Your objective - Pick out each line containing the string "document".

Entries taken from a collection
=====
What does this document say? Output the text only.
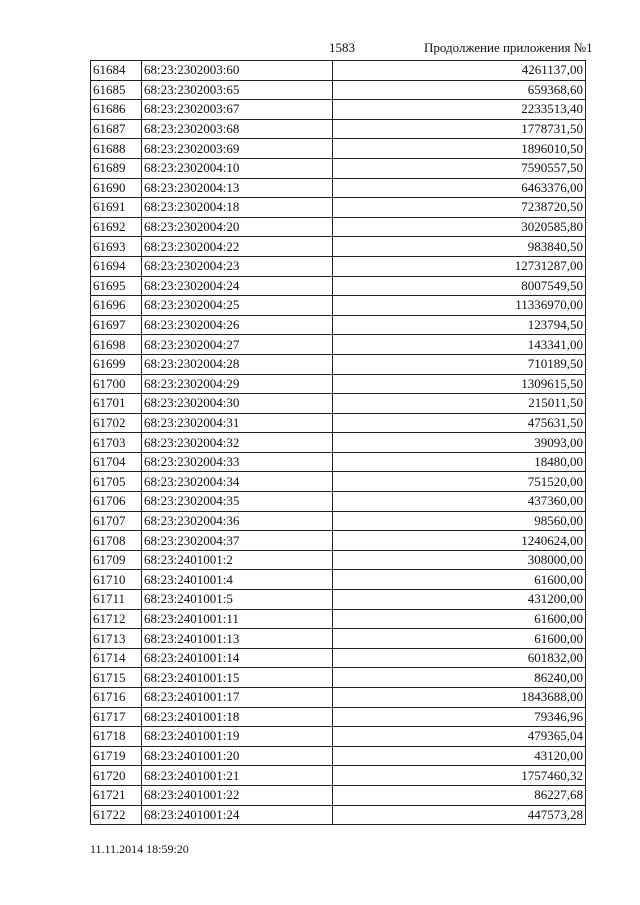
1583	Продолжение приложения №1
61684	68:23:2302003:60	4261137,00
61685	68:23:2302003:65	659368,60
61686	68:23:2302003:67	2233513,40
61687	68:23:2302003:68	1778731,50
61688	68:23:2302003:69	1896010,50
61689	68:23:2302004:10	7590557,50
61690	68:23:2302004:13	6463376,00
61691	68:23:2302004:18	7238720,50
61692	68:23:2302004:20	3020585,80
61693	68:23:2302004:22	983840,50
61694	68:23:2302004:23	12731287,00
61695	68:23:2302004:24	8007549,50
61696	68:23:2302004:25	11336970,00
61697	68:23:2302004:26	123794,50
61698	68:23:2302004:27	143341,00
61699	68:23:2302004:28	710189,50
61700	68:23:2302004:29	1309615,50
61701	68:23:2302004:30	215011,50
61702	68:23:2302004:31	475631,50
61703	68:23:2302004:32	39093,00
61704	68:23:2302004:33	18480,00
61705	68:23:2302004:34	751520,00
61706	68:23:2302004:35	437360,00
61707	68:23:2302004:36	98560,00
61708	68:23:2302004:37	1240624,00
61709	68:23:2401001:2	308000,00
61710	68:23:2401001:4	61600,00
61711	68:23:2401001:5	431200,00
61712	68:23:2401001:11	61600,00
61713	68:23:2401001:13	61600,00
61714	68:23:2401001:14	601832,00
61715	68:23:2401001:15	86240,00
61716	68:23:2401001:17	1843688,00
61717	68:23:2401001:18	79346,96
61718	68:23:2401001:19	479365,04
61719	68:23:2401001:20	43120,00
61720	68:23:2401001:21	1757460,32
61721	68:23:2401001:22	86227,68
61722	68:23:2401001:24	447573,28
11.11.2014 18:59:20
=====
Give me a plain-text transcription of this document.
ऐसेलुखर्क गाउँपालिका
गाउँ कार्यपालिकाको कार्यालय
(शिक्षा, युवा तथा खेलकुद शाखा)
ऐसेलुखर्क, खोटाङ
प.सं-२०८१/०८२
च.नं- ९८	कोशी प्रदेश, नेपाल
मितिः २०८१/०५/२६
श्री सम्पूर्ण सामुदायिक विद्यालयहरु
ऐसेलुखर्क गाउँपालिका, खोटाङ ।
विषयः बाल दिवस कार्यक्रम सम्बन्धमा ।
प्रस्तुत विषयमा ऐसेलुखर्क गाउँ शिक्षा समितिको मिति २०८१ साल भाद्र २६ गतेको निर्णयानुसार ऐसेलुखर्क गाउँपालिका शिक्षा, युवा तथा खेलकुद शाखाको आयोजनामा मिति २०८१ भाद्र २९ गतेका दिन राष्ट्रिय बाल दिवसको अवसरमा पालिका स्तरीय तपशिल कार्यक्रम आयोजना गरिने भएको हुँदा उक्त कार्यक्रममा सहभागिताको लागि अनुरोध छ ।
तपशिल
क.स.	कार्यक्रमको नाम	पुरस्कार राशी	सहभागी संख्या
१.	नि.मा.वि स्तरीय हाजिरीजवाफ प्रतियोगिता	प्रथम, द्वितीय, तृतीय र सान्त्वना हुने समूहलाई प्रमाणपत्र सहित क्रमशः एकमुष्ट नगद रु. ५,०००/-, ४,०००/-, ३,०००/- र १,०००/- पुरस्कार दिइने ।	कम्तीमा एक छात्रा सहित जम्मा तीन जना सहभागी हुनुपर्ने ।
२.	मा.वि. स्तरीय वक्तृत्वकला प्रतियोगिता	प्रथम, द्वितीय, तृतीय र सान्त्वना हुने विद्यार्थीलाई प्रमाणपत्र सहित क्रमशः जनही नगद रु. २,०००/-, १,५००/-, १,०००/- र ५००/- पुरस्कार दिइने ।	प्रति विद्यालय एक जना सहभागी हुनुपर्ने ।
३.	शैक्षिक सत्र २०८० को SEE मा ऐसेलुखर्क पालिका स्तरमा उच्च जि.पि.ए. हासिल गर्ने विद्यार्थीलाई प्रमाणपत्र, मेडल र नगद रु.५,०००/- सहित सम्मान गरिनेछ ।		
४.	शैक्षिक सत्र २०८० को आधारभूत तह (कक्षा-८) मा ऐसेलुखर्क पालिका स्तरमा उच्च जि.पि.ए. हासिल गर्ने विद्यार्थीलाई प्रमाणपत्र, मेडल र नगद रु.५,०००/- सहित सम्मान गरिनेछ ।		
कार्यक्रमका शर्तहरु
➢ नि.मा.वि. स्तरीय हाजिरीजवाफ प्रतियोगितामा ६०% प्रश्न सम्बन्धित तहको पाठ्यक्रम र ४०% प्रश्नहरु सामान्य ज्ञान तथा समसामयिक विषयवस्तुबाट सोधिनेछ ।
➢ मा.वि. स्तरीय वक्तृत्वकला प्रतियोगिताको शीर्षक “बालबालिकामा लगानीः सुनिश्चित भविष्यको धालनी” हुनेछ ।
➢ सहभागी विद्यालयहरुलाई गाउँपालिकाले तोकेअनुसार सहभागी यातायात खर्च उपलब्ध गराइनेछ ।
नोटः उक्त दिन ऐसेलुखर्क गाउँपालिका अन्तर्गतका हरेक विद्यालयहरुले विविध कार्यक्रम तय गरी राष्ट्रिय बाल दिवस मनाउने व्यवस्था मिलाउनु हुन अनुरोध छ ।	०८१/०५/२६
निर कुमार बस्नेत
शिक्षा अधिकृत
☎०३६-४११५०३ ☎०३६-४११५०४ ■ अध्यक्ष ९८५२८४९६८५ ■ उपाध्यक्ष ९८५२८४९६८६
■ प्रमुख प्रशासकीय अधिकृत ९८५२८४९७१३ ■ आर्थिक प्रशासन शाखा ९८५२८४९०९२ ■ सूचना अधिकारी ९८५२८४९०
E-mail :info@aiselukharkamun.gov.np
=====
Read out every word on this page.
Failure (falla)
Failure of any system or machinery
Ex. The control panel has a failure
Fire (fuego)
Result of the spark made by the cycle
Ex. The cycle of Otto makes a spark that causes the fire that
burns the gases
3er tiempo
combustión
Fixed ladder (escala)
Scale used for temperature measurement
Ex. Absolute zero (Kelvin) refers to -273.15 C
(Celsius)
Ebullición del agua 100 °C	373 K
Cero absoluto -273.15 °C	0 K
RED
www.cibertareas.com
=====
Completed task -
What does this document say? Output the text only.
Give me a plain-text transcription of this document.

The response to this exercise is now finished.